Set down each line of the data below exactly as it stands, dropping the pictures.

▸ **Records for the exercise**
******************************

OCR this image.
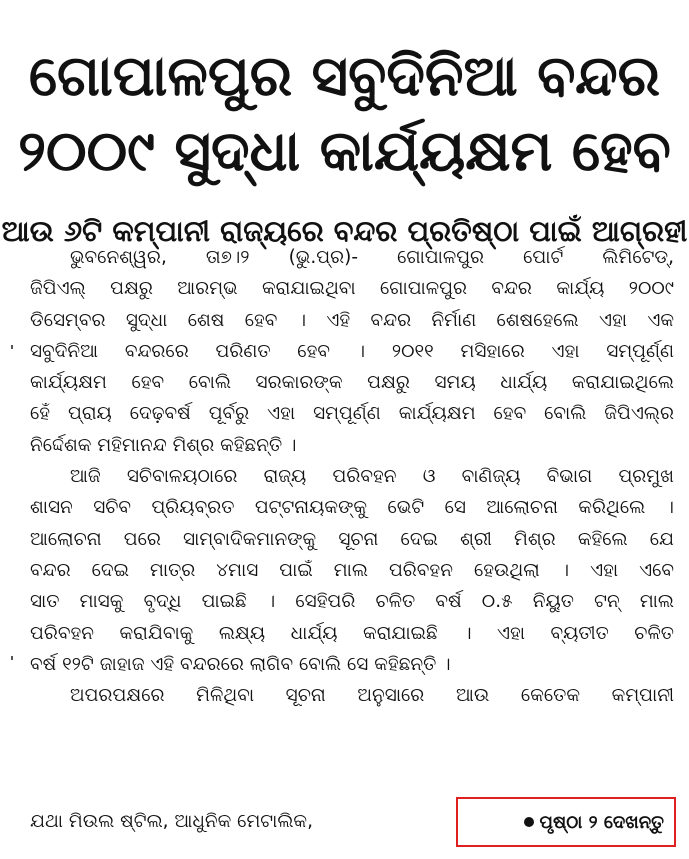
ଗୋପାଳପୁର ସବୁଦିନିଆ ବନ୍ଦର
୨୦୦୯ ସୁଦ୍ଧା କାର୍ଯ୍ୟକ୍ଷମ ହେବ
ଆଉ ୬ଟି କମ୍ପାନୀ ରାଜ୍ୟରେ ବନ୍ଦର ପ୍ରତିଷ୍ଠା ପାଇଁ ଆଗ୍ରହୀ
ଭୁବନେଶ୍ୱର, ତା୭।୨ (ଭୁ.ପ୍ର)- ଗୋପାଳପୁର ପୋର୍ଟ ଲିମିଟେଡ୍,
ଜିପିଏଲ୍ ପକ୍ଷରୁ ଆରମ୍ଭ କରାଯାଇଥିବା ଗୋପାଳପୁର ବନ୍ଦର କାର୍ଯ୍ୟ ୨୦୦୯
ଡିସେମ୍ବର ସୁଦ୍ଧା ଶେଷ ହେବ । ଏହି ବନ୍ଦର ନିର୍ମାଣ ଶେଷହେଲେ ଏହା ଏକ
ସବୁଦିନିଆ ବନ୍ଦରରେ ପରିଣତ ହେବ । ୨୦୧୧ ମସିହାରେ ଏହା ସମ୍ପୂର୍ଣ୍ଣ
କାର୍ଯ୍ୟକ୍ଷମ ହେବ ବୋଲି ସରକାରଙ୍କ ପକ୍ଷରୁ ସମୟ ଧାର୍ଯ୍ୟ କରାଯାଇଥିଲେ
ହେଁ ପ୍ରାୟ ଦେଢ଼ବର୍ଷ ପୂର୍ବରୁ ଏହା ସମ୍ପୂର୍ଣ୍ଣ କାର୍ଯ୍ୟକ୍ଷମ ହେବ ବୋଲି ଜିପିଏଲ୍‌ର
ନିର୍ଦ୍ଦେଶକ ମହିମାନନ୍ଦ ମିଶ୍ର କହିଛନ୍ତି ।
ଆଜି ସଚିବାଳୟଠାରେ ରାଜ୍ୟ ପରିବହନ ଓ ବାଣିଜ୍ୟ ବିଭାଗ ପ୍ରମୁଖ
ଶାସନ ସଚିବ ପ୍ରିୟବ୍ରତ ପଟ୍ଟନାୟକଙ୍କୁ ଭେଟି ସେ ଆଲୋଚନା କରିଥିଲେ ।
ଆଲୋଚନା ପରେ ସାମ୍ବାଦିକମାନଙ୍କୁ ସୂଚନା ଦେଇ ଶ୍ରୀ ମିଶ୍ର କହିଲେ ଯେ
ବନ୍ଦର ଦେଇ ମାତ୍ର ୪ମାସ ପାଇଁ ମାଲ ପରିବହନ ହେଉଥିଲା । ଏହା ଏବେ
ସାତ ମାସକୁ ବୃଦ୍ଧି ପାଇଛି । ସେହିପରି ଚଳିତ ବର୍ଷ ୦.୫ ନିୟୁତ ଟନ୍ ମାଲ
ପରିବହନ କରାଯିବାକୁ ଲକ୍ଷ୍ୟ ଧାର୍ଯ୍ୟ କରାଯାଇଛି । ଏହା ବ୍ୟତୀତ ଚଳିତ
ବର୍ଷ ୧୨ଟି ଜାହାଜ ଏହି ବନ୍ଦରରେ ଲାଗିବ ବୋଲି ସେ କହିଛନ୍ତି ।
ଅପରପକ୍ଷରେ ମିଳିଥିବା ସୂଚନା ଅନୁସାରେ ଆଉ କେତେକ କମ୍ପାନୀ
ଯଥା ମିଉଲ ଷ୍ଟିଲ, ଆଧୁନିକ ମେଟାଲିକ,	ପୃଷ୍ଠା ୨ ଦେଖନ୍ତୁ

******************************

▸ **Finished exercise**
OCR this image.
ଗୋପାଳପୁର ସବୁଦିନିଆ ବନ୍ଦର
୨୦୦୯ ସୁଦ୍ଧା କାର୍ଯ୍ୟକ୍ଷମ ହେବ
ଆଉ ୬ଟି କମ୍ପାନୀ ରାଜ୍ୟରେ ବନ୍ଦର ପ୍ରତିଷ୍ଠା ପାଇଁ ଆଗ୍ରହୀ
ଭୁବନେଶ୍ୱର, ତା୭।୨ (ଭୁ.ପ୍ର)- ଗୋପାଳପୁର ପୋର୍ଟ ଲିମିଟେଡ୍,
ଜିପିଏଲ୍ ପକ୍ଷରୁ ଆରମ୍ଭ କରାଯାଇଥିବା ଗୋପାଳପୁର ବନ୍ଦର କାର୍ଯ୍ୟ ୨୦୦୯
ଡିସେମ୍ବର ସୁଦ୍ଧା ଶେଷ ହେବ । ଏହି ବନ୍ଦର ନିର୍ମାଣ ଶେଷହେଲେ ଏହା ଏକ
ସବୁଦିନିଆ ବନ୍ଦରରେ ପରିଣତ ହେବ । ୨୦୧୧ ମସିହାରେ ଏହା ସମ୍ପୂର୍ଣ୍ଣ
କାର୍ଯ୍ୟକ୍ଷମ ହେବ ବୋଲି ସରକାରଙ୍କ ପକ୍ଷରୁ ସମୟ ଧାର୍ଯ୍ୟ କରାଯାଇଥିଲେ
ହେଁ ପ୍ରାୟ ଦେଢ଼ବର୍ଷ ପୂର୍ବରୁ ଏହା ସମ୍ପୂର୍ଣ୍ଣ କାର୍ଯ୍ୟକ୍ଷମ ହେବ ବୋଲି ଜିପିଏଲ୍‌ର
ନିର୍ଦ୍ଦେଶକ ମହିମାନନ୍ଦ ମିଶ୍ର କହିଛନ୍ତି ।
ଆଜି ସଚିବାଳୟଠାରେ ରାଜ୍ୟ ପରିବହନ ଓ ବାଣିଜ୍ୟ ବିଭାଗ ପ୍ରମୁଖ
ଶାସନ ସଚିବ ପ୍ରିୟବ୍ରତ ପଟ୍ଟନାୟକଙ୍କୁ ଭେଟି ସେ ଆଲୋଚନା କରିଥିଲେ ।
ଆଲୋଚନା ପରେ ସାମ୍ବାଦିକମାନଙ୍କୁ ସୂଚନା ଦେଇ ଶ୍ରୀ ମିଶ୍ର କହିଲେ ଯେ
ବନ୍ଦର ଦେଇ ମାତ୍ର ୪ମାସ ପାଇଁ ମାଲ ପରିବହନ ହେଉଥିଲା । ଏହା ଏବେ
ସାତ ମାସକୁ ବୃଦ୍ଧି ପାଇଛି । ସେହିପରି ଚଳିତ ବର୍ଷ ୦.୫ ନିୟୁତ ଟନ୍ ମାଲ
ପରିବହନ କରାଯିବାକୁ ଲକ୍ଷ୍ୟ ଧାର୍ଯ୍ୟ କରାଯାଇଛି । ଏହା ବ୍ୟତୀତ ଚଳିତ
ବର୍ଷ ୧୨ଟି ଜାହାଜ ଏହି ବନ୍ଦରରେ ଲାଗିବ ବୋଲି ସେ କହିଛନ୍ତି ।
ଅପରପକ୍ଷରେ ମିଳିଥିବା ସୂଚନା ଅନୁସାରେ ଆଉ କେତେକ କମ୍ପାନୀ
ଯଥା ମିଉଲ ଷ୍ଟିଲ, ଆଧୁନିକ ମେଟାଲିକ,	ପୃଷ୍ଠା ୨ ଦେଖନ୍ତୁ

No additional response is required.